#### Work to be completed
Copy only the lines from the one containing "Convert this screenshot" through the final line of the records below, exactly as written, with no pictures.

#### Exercise data
____

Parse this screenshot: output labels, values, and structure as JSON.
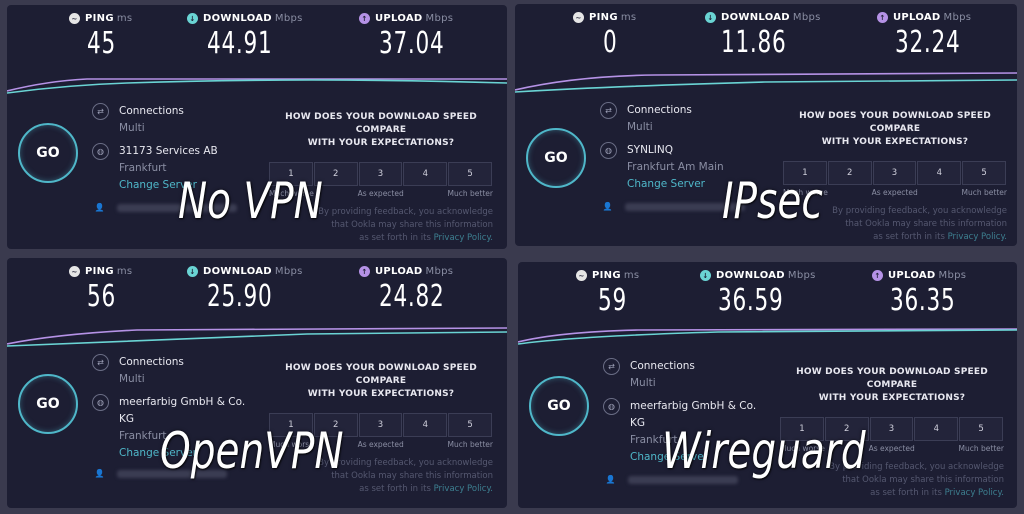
{
  "labels": {
    "ping": "PING",
    "ping_unit": "ms",
    "download": "DOWNLOAD",
    "download_unit": "Mbps",
    "upload": "UPLOAD",
    "upload_unit": "Mbps",
    "go": "GO",
    "connections": "Connections",
    "multi": "Multi",
    "change_server": "Change Server",
    "question_line1": "HOW DOES YOUR DOWNLOAD SPEED COMPARE",
    "question_line2": "WITH YOUR EXPECTATIONS?",
    "ratings": [
      "1",
      "2",
      "3",
      "4",
      "5"
    ],
    "much_worse": "Much worse",
    "as_expected": "As expected",
    "much_better": "Much better",
    "fine_line1": "By providing feedback, you acknowledge",
    "fine_line2": "that Ookla may share this information",
    "fine_line3": "as set forth in its",
    "privacy_policy": "Privacy Policy."
  },
  "icons": {
    "ping": "ping-icon",
    "download": "download-arrow-icon",
    "upload": "upload-arrow-icon",
    "connections": "connections-icon",
    "server": "globe-icon",
    "user": "user-icon"
  },
  "colors": {
    "panel_bg": "#1d1e33",
    "download_line": "#6ad4d4",
    "upload_line": "#b592e6",
    "go_ring": "#4fb7c9"
  },
  "panels": [
    {
      "overlay_label": "No VPN",
      "ping": "45",
      "download": "44.91",
      "upload": "37.04",
      "server_line1": "31173 Services AB",
      "server_line2": "",
      "location": "Frankfurt"
    },
    {
      "overlay_label": "IPsec",
      "ping": "0",
      "download": "11.86",
      "upload": "32.24",
      "server_line1": "SYNLINQ",
      "server_line2": "",
      "location": "Frankfurt Am Main"
    },
    {
      "overlay_label": "OpenVPN",
      "ping": "56",
      "download": "25.90",
      "upload": "24.82",
      "server_line1": "meerfarbig GmbH & Co.",
      "server_line2": "KG",
      "location": "Frankfurt"
    },
    {
      "overlay_label": "Wireguard",
      "ping": "59",
      "download": "36.59",
      "upload": "36.35",
      "server_line1": "meerfarbig GmbH & Co.",
      "server_line2": "KG",
      "location": "Frankfurt"
    }
  ]
}
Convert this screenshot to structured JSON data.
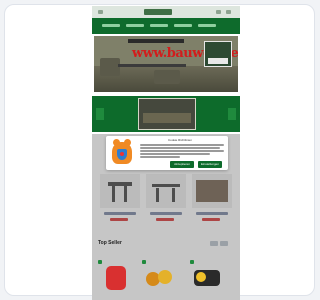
{
  "hero": {
    "brand_text": "www.bauwos.de"
  },
  "cookie_dialog": {
    "title": "Cookie Richtlinien",
    "accept_label": "Akzeptieren",
    "settings_label": "Einstellungen"
  },
  "sections": {
    "top_sellers": "Top Seller"
  },
  "colors": {
    "nav_green": "#0e6b2c",
    "brand_red": "#d21c1c",
    "cookie_orange": "#f08a24"
  }
}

____

#### Response to this task
Convert this screenshot to structured JSON data.
{
  "hero": {
    "brand_text": "www.bauwos.de"
  },
  "cookie_dialog": {
    "title": "Cookie Richtlinien",
    "accept_label": "Akzeptieren",
    "settings_label": "Einstellungen"
  },
  "sections": {
    "top_sellers": "Top Seller"
  },
  "colors": {
    "nav_green": "#0e6b2c",
    "brand_red": "#d21c1c",
    "cookie_orange": "#f08a24"
  }
}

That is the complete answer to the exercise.